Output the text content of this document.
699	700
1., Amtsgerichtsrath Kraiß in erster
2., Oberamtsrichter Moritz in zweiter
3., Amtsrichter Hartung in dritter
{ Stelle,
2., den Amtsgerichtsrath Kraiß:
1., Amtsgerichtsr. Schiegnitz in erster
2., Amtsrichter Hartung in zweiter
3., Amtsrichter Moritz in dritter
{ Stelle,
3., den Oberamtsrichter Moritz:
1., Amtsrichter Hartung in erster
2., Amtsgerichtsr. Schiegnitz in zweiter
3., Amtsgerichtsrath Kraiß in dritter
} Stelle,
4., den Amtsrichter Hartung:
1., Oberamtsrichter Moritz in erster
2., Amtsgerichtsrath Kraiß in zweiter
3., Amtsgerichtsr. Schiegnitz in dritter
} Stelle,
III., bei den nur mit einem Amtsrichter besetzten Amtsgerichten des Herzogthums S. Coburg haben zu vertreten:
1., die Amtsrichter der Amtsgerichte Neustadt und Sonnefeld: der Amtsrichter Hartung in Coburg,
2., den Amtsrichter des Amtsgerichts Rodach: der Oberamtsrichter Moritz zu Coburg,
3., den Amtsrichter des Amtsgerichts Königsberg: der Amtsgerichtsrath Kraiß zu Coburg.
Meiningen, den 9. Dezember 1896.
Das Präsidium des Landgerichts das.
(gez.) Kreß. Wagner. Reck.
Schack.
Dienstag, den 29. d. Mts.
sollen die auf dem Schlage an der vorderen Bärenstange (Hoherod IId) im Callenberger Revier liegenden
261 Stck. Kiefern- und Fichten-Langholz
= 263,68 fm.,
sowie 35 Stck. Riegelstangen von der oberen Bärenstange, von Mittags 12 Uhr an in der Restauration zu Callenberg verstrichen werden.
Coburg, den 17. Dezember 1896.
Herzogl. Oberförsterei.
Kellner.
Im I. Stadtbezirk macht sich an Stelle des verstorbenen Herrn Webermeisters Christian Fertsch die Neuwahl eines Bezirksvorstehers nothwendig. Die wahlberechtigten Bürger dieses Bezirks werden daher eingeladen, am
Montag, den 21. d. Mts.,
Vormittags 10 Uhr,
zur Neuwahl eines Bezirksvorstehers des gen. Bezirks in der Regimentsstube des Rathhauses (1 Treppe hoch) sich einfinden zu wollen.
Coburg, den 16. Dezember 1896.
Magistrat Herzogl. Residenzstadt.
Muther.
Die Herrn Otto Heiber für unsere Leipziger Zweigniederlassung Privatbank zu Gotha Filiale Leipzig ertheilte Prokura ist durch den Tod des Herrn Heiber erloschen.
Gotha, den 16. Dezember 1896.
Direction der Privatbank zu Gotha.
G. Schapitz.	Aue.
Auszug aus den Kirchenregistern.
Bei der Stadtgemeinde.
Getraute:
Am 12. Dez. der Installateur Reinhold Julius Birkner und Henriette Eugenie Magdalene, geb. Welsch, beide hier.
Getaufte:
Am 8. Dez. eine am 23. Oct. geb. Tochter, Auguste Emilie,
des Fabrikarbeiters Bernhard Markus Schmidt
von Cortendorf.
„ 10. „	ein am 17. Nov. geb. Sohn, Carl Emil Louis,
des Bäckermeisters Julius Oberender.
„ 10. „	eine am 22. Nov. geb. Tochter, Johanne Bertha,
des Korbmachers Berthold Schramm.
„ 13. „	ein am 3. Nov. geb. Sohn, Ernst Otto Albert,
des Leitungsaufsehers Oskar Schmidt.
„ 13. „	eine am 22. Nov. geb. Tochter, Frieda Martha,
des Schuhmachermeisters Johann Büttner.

Work instructions: Nothing should be changed: write out all of the data as is.

Result of this exercise:
Output the text content of this document.
699	700
1., Amtsgerichtsrath Kraiß in erster
2., Oberamtsrichter Moritz in zweiter
3., Amtsrichter Hartung in dritter
{ Stelle,
2., den Amtsgerichtsrath Kraiß:
1., Amtsgerichtsr. Schiegnitz in erster
2., Amtsrichter Hartung in zweiter
3., Amtsrichter Moritz in dritter
{ Stelle,
3., den Oberamtsrichter Moritz:
1., Amtsrichter Hartung in erster
2., Amtsgerichtsr. Schiegnitz in zweiter
3., Amtsgerichtsrath Kraiß in dritter
} Stelle,
4., den Amtsrichter Hartung:
1., Oberamtsrichter Moritz in erster
2., Amtsgerichtsrath Kraiß in zweiter
3., Amtsgerichtsr. Schiegnitz in dritter
} Stelle,
III., bei den nur mit einem Amtsrichter besetzten Amtsgerichten des Herzogthums S. Coburg haben zu vertreten:
1., die Amtsrichter der Amtsgerichte Neustadt und Sonnefeld: der Amtsrichter Hartung in Coburg,
2., den Amtsrichter des Amtsgerichts Rodach: der Oberamtsrichter Moritz zu Coburg,
3., den Amtsrichter des Amtsgerichts Königsberg: der Amtsgerichtsrath Kraiß zu Coburg.
Meiningen, den 9. Dezember 1896.
Das Präsidium des Landgerichts das.
(gez.) Kreß. Wagner. Reck.
Schack.
Dienstag, den 29. d. Mts.
sollen die auf dem Schlage an der vorderen Bärenstange (Hoherod IId) im Callenberger Revier liegenden
261 Stck. Kiefern- und Fichten-Langholz
= 263,68 fm.,
sowie 35 Stck. Riegelstangen von der oberen Bärenstange, von Mittags 12 Uhr an in der Restauration zu Callenberg verstrichen werden.
Coburg, den 17. Dezember 1896.
Herzogl. Oberförsterei.
Kellner.
Im I. Stadtbezirk macht sich an Stelle des verstorbenen Herrn Webermeisters Christian Fertsch die Neuwahl eines Bezirksvorstehers nothwendig. Die wahlberechtigten Bürger dieses Bezirks werden daher eingeladen, am
Montag, den 21. d. Mts.,
Vormittags 10 Uhr,
zur Neuwahl eines Bezirksvorstehers des gen. Bezirks in der Regimentsstube des Rathhauses (1 Treppe hoch) sich einfinden zu wollen.
Coburg, den 16. Dezember 1896.
Magistrat Herzogl. Residenzstadt.
Muther.
Die Herrn Otto Heiber für unsere Leipziger Zweigniederlassung Privatbank zu Gotha Filiale Leipzig ertheilte Prokura ist durch den Tod des Herrn Heiber erloschen.
Gotha, den 16. Dezember 1896.
Direction der Privatbank zu Gotha.
G. Schapitz.	Aue.
Auszug aus den Kirchenregistern.
Bei der Stadtgemeinde.
Getraute:
Am 12. Dez. der Installateur Reinhold Julius Birkner und Henriette Eugenie Magdalene, geb. Welsch, beide hier.
Getaufte:
Am 8. Dez. eine am 23. Oct. geb. Tochter, Auguste Emilie,
des Fabrikarbeiters Bernhard Markus Schmidt
von Cortendorf.
„ 10. „	ein am 17. Nov. geb. Sohn, Carl Emil Louis,
des Bäckermeisters Julius Oberender.
„ 10. „	eine am 22. Nov. geb. Tochter, Johanne Bertha,
des Korbmachers Berthold Schramm.
„ 13. „	ein am 3. Nov. geb. Sohn, Ernst Otto Albert,
des Leitungsaufsehers Oskar Schmidt.
„ 13. „	eine am 22. Nov. geb. Tochter, Frieda Martha,
des Schuhmachermeisters Johann Büttner.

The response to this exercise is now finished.